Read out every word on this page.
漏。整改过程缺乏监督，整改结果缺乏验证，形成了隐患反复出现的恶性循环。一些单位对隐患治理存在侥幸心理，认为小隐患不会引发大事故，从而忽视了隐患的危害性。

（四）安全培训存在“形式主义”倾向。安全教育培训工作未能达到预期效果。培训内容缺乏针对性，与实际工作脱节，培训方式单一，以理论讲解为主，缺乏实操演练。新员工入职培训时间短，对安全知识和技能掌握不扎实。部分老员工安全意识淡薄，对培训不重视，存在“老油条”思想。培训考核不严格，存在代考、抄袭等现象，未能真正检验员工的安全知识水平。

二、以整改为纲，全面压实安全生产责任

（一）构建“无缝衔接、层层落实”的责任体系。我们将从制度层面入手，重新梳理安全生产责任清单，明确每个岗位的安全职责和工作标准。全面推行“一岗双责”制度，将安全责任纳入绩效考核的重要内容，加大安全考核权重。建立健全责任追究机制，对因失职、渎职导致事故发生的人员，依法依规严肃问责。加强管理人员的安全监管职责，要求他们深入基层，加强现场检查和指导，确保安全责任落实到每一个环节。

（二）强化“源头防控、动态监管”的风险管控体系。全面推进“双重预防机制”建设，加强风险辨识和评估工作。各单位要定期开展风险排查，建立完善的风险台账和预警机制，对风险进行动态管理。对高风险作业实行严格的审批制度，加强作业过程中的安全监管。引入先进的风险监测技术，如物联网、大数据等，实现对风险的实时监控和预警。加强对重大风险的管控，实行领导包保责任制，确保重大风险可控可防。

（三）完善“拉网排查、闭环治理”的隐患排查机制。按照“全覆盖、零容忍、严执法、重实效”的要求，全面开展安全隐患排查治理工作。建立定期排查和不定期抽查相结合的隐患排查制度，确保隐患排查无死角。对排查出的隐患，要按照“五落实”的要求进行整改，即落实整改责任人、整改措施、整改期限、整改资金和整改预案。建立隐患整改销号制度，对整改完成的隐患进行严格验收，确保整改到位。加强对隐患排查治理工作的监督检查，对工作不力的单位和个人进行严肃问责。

◇ ◇ ◇ ◇ ◇ ◇ ◇

■ TASK DETAILS ■
All of the entries should be written out again exactly.

■ SOLUTION ■
Read out every word on this page.
漏。整改过程缺乏监督，整改结果缺乏验证，形成了隐患反复出现的恶性循环。一些单位对隐患治理存在侥幸心理，认为小隐患不会引发大事故，从而忽视了隐患的危害性。

（四）安全培训存在“形式主义”倾向。安全教育培训工作未能达到预期效果。培训内容缺乏针对性，与实际工作脱节，培训方式单一，以理论讲解为主，缺乏实操演练。新员工入职培训时间短，对安全知识和技能掌握不扎实。部分老员工安全意识淡薄，对培训不重视，存在“老油条”思想。培训考核不严格，存在代考、抄袭等现象，未能真正检验员工的安全知识水平。

二、以整改为纲，全面压实安全生产责任

（一）构建“无缝衔接、层层落实”的责任体系。我们将从制度层面入手，重新梳理安全生产责任清单，明确每个岗位的安全职责和工作标准。全面推行“一岗双责”制度，将安全责任纳入绩效考核的重要内容，加大安全考核权重。建立健全责任追究机制，对因失职、渎职导致事故发生的人员，依法依规严肃问责。加强管理人员的安全监管职责，要求他们深入基层，加强现场检查和指导，确保安全责任落实到每一个环节。

（二）强化“源头防控、动态监管”的风险管控体系。全面推进“双重预防机制”建设，加强风险辨识和评估工作。各单位要定期开展风险排查，建立完善的风险台账和预警机制，对风险进行动态管理。对高风险作业实行严格的审批制度，加强作业过程中的安全监管。引入先进的风险监测技术，如物联网、大数据等，实现对风险的实时监控和预警。加强对重大风险的管控，实行领导包保责任制，确保重大风险可控可防。

（三）完善“拉网排查、闭环治理”的隐患排查机制。按照“全覆盖、零容忍、严执法、重实效”的要求，全面开展安全隐患排查治理工作。建立定期排查和不定期抽查相结合的隐患排查制度，确保隐患排查无死角。对排查出的隐患，要按照“五落实”的要求进行整改，即落实整改责任人、整改措施、整改期限、整改资金和整改预案。建立隐患整改销号制度，对整改完成的隐患进行严格验收，确保整改到位。加强对隐患排查治理工作的监督检查，对工作不力的单位和个人进行严肃问责。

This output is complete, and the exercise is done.